TASK TO COMPLETE
In how many lines of the data does the word "color" appear? Give the number by itself.

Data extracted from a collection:
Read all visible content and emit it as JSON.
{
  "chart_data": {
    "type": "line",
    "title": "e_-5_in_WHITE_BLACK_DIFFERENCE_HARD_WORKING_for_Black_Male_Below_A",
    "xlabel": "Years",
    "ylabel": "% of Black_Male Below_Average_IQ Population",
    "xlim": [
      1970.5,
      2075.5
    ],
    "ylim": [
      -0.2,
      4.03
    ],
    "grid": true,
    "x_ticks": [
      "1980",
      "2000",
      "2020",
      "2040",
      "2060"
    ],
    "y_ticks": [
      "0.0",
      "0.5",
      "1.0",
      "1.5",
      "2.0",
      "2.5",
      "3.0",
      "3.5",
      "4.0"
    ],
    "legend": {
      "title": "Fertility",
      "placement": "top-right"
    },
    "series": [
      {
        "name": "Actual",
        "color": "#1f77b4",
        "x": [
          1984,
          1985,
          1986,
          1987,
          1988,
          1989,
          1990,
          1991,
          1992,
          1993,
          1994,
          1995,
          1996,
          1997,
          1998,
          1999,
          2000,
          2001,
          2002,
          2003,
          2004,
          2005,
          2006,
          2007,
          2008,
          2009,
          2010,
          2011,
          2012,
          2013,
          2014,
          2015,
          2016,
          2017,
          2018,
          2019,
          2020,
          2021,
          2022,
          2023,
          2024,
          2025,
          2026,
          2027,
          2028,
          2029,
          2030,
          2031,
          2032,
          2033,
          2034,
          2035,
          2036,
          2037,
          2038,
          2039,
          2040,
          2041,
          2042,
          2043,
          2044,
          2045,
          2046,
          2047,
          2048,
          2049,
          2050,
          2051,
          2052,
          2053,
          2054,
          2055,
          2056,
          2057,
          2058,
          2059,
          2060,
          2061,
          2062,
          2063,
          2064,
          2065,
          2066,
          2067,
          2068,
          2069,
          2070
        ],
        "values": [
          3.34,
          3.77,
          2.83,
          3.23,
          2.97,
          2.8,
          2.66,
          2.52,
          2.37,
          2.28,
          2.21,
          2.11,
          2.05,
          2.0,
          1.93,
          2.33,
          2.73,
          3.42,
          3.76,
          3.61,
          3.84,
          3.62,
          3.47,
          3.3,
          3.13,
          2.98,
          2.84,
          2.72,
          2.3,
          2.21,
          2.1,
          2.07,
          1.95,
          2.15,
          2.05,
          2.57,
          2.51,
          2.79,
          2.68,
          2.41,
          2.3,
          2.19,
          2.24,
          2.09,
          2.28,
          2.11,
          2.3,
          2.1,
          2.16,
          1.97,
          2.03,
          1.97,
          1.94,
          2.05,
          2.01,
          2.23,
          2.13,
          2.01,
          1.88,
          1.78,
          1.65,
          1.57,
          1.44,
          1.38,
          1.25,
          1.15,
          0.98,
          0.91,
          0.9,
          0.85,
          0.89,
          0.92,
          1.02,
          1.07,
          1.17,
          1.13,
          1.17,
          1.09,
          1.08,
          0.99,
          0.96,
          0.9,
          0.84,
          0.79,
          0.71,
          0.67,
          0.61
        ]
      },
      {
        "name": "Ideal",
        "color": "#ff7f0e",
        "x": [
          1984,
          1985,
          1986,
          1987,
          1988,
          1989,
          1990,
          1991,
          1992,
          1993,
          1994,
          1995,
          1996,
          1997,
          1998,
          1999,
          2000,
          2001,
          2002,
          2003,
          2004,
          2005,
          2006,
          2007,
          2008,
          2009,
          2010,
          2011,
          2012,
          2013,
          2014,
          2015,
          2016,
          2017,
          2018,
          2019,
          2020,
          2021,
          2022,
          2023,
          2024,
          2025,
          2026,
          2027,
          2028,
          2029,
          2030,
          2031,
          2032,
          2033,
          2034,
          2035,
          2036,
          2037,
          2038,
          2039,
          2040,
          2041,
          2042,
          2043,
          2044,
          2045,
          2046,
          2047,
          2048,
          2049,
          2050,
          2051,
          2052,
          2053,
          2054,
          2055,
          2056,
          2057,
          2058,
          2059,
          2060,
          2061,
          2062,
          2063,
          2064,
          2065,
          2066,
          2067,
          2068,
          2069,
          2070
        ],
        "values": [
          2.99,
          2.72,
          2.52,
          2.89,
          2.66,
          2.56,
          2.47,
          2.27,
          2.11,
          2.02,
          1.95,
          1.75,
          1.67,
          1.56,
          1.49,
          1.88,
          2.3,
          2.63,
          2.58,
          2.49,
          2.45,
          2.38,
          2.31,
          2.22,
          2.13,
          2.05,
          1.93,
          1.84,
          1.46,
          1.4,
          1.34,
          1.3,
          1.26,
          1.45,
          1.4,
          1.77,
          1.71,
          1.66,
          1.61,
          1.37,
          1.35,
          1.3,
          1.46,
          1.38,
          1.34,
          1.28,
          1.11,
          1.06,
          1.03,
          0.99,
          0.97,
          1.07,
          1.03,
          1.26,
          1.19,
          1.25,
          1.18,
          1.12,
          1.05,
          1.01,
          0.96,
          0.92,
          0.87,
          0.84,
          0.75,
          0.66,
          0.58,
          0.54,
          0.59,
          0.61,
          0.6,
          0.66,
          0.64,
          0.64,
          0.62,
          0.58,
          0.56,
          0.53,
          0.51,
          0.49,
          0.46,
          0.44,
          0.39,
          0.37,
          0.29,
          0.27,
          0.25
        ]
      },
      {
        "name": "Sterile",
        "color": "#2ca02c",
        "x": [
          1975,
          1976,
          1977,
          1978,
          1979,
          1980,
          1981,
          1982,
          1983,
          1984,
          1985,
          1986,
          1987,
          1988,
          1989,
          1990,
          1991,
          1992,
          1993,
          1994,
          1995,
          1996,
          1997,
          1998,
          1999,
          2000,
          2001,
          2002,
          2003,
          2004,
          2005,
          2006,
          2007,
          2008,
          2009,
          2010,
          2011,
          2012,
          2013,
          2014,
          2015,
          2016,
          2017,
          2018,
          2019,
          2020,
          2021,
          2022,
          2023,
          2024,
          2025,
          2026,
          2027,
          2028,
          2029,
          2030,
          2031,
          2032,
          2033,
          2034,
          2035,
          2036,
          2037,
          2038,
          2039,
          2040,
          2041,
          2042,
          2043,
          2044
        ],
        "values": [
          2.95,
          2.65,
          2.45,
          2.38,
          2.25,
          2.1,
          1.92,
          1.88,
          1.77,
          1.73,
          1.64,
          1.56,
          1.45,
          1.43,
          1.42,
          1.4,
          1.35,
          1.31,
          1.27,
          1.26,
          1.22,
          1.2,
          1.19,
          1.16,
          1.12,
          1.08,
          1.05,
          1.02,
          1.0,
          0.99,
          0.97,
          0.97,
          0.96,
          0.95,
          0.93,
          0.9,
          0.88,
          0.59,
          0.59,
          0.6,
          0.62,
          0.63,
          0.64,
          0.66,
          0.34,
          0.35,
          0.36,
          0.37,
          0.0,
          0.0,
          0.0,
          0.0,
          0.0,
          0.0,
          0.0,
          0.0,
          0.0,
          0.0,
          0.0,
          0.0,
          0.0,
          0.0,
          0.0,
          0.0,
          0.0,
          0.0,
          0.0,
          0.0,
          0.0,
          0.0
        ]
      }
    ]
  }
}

REPLY
3